Task brief
Each entry that follows must be output without any deviation.

The data
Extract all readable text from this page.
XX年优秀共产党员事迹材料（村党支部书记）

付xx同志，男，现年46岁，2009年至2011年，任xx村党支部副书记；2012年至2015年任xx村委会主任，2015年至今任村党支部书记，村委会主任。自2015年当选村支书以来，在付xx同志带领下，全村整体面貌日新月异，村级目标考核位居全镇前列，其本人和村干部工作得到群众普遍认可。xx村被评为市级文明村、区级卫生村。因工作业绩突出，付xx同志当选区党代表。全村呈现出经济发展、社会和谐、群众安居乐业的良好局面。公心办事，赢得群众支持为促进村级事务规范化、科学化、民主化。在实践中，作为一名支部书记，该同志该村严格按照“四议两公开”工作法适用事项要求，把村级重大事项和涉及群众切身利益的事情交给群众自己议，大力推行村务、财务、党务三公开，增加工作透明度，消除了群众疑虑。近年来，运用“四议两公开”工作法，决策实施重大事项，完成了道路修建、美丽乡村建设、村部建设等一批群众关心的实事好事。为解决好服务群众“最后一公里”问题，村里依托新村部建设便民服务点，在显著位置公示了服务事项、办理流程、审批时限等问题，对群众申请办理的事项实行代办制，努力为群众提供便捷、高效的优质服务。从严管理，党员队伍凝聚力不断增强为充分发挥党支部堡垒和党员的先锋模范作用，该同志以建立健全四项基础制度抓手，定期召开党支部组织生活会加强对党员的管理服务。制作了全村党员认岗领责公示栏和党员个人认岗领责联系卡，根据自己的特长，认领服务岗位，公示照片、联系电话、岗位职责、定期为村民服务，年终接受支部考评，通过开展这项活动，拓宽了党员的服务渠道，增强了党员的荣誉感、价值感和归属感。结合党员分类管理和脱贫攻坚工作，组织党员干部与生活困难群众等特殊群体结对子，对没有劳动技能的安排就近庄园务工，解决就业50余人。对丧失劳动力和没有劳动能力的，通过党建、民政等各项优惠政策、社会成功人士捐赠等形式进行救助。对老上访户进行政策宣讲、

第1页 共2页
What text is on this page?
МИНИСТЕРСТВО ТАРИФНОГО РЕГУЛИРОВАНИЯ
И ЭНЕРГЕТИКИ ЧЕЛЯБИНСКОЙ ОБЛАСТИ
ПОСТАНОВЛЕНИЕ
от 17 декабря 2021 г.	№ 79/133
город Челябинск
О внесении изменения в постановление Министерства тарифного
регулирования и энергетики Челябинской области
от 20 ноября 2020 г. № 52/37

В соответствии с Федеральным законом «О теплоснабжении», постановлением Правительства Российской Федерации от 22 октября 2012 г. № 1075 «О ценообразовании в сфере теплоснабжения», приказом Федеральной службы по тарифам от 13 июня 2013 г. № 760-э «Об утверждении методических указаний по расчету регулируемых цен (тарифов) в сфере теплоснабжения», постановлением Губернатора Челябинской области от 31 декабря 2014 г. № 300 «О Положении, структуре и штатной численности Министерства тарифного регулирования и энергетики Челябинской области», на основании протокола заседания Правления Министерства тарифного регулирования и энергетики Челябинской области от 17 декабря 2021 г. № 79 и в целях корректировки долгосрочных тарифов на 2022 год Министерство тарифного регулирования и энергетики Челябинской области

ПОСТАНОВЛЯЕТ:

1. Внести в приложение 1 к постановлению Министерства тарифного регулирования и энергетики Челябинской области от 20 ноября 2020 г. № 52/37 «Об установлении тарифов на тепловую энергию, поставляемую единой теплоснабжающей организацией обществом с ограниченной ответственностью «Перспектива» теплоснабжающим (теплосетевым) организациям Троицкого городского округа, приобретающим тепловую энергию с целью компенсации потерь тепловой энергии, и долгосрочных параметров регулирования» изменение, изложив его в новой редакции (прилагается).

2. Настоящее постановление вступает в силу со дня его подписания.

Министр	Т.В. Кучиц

Exercise response
Extract all readable text from this page.
XX年优秀共产党员事迹材料（村党支部书记）

付xx同志，男，现年46岁，2009年至2011年，任xx村党支部副书记；2012年至2015年任xx村委会主任，2015年至今任村党支部书记，村委会主任。自2015年当选村支书以来，在付xx同志带领下，全村整体面貌日新月异，村级目标考核位居全镇前列，其本人和村干部工作得到群众普遍认可。xx村被评为市级文明村、区级卫生村。因工作业绩突出，付xx同志当选区党代表。全村呈现出经济发展、社会和谐、群众安居乐业的良好局面。公心办事，赢得群众支持为促进村级事务规范化、科学化、民主化。在实践中，作为一名支部书记，该同志该村严格按照“四议两公开”工作法适用事项要求，把村级重大事项和涉及群众切身利益的事情交给群众自己议，大力推行村务、财务、党务三公开，增加工作透明度，消除了群众疑虑。近年来，运用“四议两公开”工作法，决策实施重大事项，完成了道路修建、美丽乡村建设、村部建设等一批群众关心的实事好事。为解决好服务群众“最后一公里”问题，村里依托新村部建设便民服务点，在显著位置公示了服务事项、办理流程、审批时限等问题，对群众申请办理的事项实行代办制，努力为群众提供便捷、高效的优质服务。从严管理，党员队伍凝聚力不断增强为充分发挥党支部堡垒和党员的先锋模范作用，该同志以建立健全四项基础制度抓手，定期召开党支部组织生活会加强对党员的管理服务。制作了全村党员认岗领责公示栏和党员个人认岗领责联系卡，根据自己的特长，认领服务岗位，公示照片、联系电话、岗位职责、定期为村民服务，年终接受支部考评，通过开展这项活动，拓宽了党员的服务渠道，增强了党员的荣誉感、价值感和归属感。结合党员分类管理和脱贫攻坚工作，组织党员干部与生活困难群众等特殊群体结对子，对没有劳动技能的安排就近庄园务工，解决就业50余人。对丧失劳动力和没有劳动能力的，通过党建、民政等各项优惠政策、社会成功人士捐赠等形式进行救助。对老上访户进行政策宣讲、

第1页 共2页
What text is on this page?
МИНИСТЕРСТВО ТАРИФНОГО РЕГУЛИРОВАНИЯ
И ЭНЕРГЕТИКИ ЧЕЛЯБИНСКОЙ ОБЛАСТИ
ПОСТАНОВЛЕНИЕ
от 17 декабря 2021 г.	№ 79/133
город Челябинск
О внесении изменения в постановление Министерства тарифного
регулирования и энергетики Челябинской области
от 20 ноября 2020 г. № 52/37

В соответствии с Федеральным законом «О теплоснабжении», постановлением Правительства Российской Федерации от 22 октября 2012 г. № 1075 «О ценообразовании в сфере теплоснабжения», приказом Федеральной службы по тарифам от 13 июня 2013 г. № 760-э «Об утверждении методических указаний по расчету регулируемых цен (тарифов) в сфере теплоснабжения», постановлением Губернатора Челябинской области от 31 декабря 2014 г. № 300 «О Положении, структуре и штатной численности Министерства тарифного регулирования и энергетики Челябинской области», на основании протокола заседания Правления Министерства тарифного регулирования и энергетики Челябинской области от 17 декабря 2021 г. № 79 и в целях корректировки долгосрочных тарифов на 2022 год Министерство тарифного регулирования и энергетики Челябинской области

ПОСТАНОВЛЯЕТ:

1. Внести в приложение 1 к постановлению Министерства тарифного регулирования и энергетики Челябинской области от 20 ноября 2020 г. № 52/37 «Об установлении тарифов на тепловую энергию, поставляемую единой теплоснабжающей организацией обществом с ограниченной ответственностью «Перспектива» теплоснабжающим (теплосетевым) организациям Троицкого городского округа, приобретающим тепловую энергию с целью компенсации потерь тепловой энергии, и долгосрочных параметров регулирования» изменение, изложив его в новой редакции (прилагается).

2. Настоящее постановление вступает в силу со дня его подписания.

Министр	Т.В. Кучиц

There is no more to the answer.